To be done:
Update the stretch of entries from the start through the line containing "79, 676, 376]" by changing every "data-point" to "scatter-point". Reproduce those lines with nothing else altered.

# Data start

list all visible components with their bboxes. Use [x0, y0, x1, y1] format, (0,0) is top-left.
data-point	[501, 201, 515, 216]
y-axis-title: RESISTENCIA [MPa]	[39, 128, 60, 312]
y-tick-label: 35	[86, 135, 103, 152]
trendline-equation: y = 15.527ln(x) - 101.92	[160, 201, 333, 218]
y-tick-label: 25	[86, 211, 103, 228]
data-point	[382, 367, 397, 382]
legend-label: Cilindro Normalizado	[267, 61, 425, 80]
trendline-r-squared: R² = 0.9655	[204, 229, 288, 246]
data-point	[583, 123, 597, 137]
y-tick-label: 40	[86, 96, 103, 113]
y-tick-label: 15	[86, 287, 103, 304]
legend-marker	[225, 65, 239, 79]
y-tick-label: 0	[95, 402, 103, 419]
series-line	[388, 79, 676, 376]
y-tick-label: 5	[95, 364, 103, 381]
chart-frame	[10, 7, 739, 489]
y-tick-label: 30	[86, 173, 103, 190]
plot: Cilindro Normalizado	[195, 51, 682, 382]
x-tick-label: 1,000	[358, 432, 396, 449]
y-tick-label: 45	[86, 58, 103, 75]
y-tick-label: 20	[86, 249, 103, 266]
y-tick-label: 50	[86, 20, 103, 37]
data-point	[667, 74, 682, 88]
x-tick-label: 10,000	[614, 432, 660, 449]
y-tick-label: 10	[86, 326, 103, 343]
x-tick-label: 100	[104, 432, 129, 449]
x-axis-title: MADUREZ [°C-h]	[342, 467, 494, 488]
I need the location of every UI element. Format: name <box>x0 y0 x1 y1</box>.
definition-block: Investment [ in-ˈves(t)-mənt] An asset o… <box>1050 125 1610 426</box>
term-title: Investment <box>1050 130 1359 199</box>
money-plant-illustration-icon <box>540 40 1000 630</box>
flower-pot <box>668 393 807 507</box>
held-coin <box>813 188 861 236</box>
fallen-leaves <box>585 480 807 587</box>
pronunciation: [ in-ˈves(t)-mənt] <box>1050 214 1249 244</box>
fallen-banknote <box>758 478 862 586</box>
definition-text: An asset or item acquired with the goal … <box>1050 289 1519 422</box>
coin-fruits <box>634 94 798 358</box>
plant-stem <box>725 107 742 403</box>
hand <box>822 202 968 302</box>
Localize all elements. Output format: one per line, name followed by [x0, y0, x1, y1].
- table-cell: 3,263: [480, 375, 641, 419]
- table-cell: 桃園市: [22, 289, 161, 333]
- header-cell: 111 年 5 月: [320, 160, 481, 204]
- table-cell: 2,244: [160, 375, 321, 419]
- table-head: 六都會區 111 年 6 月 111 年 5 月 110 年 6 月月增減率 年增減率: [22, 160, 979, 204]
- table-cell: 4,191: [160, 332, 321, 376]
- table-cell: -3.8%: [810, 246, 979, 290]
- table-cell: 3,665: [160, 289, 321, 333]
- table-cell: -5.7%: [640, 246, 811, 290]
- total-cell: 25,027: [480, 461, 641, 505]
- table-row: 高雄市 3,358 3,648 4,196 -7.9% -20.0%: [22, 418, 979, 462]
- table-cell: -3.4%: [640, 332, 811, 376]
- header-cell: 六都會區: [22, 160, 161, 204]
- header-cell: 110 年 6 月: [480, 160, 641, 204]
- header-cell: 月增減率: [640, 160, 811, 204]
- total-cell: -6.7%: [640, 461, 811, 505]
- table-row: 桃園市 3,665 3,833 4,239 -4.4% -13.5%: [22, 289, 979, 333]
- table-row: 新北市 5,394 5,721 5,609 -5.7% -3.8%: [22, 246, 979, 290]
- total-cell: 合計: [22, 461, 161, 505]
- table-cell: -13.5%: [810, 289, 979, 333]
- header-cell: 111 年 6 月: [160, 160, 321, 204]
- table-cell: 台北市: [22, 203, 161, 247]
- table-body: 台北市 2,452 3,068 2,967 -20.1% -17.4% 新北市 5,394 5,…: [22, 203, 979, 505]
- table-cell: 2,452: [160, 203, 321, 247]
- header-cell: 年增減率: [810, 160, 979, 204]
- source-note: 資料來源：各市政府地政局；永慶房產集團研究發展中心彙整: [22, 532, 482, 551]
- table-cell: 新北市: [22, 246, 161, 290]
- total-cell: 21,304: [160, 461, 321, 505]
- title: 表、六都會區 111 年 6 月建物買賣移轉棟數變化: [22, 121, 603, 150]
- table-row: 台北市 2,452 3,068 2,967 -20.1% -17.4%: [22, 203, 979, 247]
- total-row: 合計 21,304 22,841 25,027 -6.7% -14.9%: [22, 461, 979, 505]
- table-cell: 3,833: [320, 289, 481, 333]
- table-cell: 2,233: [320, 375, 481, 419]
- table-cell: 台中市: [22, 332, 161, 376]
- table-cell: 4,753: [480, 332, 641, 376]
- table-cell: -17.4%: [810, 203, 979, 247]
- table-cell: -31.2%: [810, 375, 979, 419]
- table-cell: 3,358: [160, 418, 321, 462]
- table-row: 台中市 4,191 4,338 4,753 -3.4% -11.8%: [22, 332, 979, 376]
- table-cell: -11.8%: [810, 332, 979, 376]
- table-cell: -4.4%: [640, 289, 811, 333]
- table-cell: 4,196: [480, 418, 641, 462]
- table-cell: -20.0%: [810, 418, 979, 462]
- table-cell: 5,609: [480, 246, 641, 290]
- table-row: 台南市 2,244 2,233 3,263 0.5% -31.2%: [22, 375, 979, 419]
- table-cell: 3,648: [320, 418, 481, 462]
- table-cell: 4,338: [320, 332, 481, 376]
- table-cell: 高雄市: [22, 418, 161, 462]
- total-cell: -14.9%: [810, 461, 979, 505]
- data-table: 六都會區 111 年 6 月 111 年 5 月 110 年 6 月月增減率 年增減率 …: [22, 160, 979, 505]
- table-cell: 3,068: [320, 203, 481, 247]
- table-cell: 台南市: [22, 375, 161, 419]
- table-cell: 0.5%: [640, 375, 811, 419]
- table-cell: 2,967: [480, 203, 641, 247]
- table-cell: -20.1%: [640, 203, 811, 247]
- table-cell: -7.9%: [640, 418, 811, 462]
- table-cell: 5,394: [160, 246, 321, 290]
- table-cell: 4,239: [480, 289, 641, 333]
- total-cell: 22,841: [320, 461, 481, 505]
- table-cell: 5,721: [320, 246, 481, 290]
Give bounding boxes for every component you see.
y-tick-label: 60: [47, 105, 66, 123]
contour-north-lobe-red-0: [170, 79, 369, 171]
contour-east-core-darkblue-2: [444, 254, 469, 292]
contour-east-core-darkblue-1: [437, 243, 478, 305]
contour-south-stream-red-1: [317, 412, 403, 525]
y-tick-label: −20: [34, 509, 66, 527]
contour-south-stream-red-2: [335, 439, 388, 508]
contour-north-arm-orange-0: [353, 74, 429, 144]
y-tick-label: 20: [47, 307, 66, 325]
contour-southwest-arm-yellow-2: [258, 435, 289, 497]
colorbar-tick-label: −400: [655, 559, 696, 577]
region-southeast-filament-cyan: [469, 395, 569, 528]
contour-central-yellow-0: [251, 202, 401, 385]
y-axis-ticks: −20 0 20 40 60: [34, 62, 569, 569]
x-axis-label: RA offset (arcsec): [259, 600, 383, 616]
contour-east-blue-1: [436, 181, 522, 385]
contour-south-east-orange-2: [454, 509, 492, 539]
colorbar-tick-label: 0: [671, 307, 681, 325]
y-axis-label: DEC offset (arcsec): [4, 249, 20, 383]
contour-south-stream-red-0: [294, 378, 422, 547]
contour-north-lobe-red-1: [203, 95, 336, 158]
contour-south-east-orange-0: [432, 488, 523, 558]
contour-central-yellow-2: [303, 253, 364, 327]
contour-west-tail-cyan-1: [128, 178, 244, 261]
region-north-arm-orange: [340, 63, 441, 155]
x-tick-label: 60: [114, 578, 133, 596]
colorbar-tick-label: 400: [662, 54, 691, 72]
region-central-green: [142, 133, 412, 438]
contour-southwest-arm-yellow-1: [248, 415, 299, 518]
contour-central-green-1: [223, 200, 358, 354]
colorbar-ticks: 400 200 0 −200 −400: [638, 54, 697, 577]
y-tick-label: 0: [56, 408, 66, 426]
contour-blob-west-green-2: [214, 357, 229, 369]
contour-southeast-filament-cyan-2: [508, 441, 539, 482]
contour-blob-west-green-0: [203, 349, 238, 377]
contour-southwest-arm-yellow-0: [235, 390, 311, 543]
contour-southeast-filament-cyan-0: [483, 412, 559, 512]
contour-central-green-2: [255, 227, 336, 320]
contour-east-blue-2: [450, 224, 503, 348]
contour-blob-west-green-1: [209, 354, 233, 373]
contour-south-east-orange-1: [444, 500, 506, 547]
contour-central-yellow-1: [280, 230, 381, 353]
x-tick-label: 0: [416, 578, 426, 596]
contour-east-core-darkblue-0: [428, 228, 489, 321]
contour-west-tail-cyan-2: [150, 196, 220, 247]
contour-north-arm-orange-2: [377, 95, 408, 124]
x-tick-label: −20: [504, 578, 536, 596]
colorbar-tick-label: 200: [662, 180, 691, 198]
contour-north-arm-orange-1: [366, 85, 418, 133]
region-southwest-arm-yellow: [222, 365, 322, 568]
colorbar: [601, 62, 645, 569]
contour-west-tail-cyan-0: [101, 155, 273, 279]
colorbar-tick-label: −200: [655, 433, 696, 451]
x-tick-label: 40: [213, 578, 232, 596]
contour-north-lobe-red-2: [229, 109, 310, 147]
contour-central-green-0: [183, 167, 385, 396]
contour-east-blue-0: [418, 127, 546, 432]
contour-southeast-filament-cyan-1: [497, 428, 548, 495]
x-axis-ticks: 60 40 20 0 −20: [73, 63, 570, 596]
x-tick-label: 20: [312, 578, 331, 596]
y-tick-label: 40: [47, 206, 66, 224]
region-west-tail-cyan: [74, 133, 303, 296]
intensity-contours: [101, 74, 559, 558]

# Data end

Exercise solution:
list all visible components with their bboxes. Use [x0, y0, x1, y1] format, (0,0) is top-left.
scatter-point	[501, 201, 515, 216]
y-axis-title: RESISTENCIA [MPa]	[39, 128, 60, 312]
y-tick-label: 35	[86, 135, 103, 152]
trendline-equation: y = 15.527ln(x) - 101.92	[160, 201, 333, 218]
y-tick-label: 25	[86, 211, 103, 228]
scatter-point	[382, 367, 397, 382]
legend-label: Cilindro Normalizado	[267, 61, 425, 80]
trendline-r-squared: R² = 0.9655	[204, 229, 288, 246]
scatter-point	[583, 123, 597, 137]
y-tick-label: 40	[86, 96, 103, 113]
y-tick-label: 15	[86, 287, 103, 304]
legend-marker	[225, 65, 239, 79]
y-tick-label: 0	[95, 402, 103, 419]
series-line	[388, 79, 676, 376]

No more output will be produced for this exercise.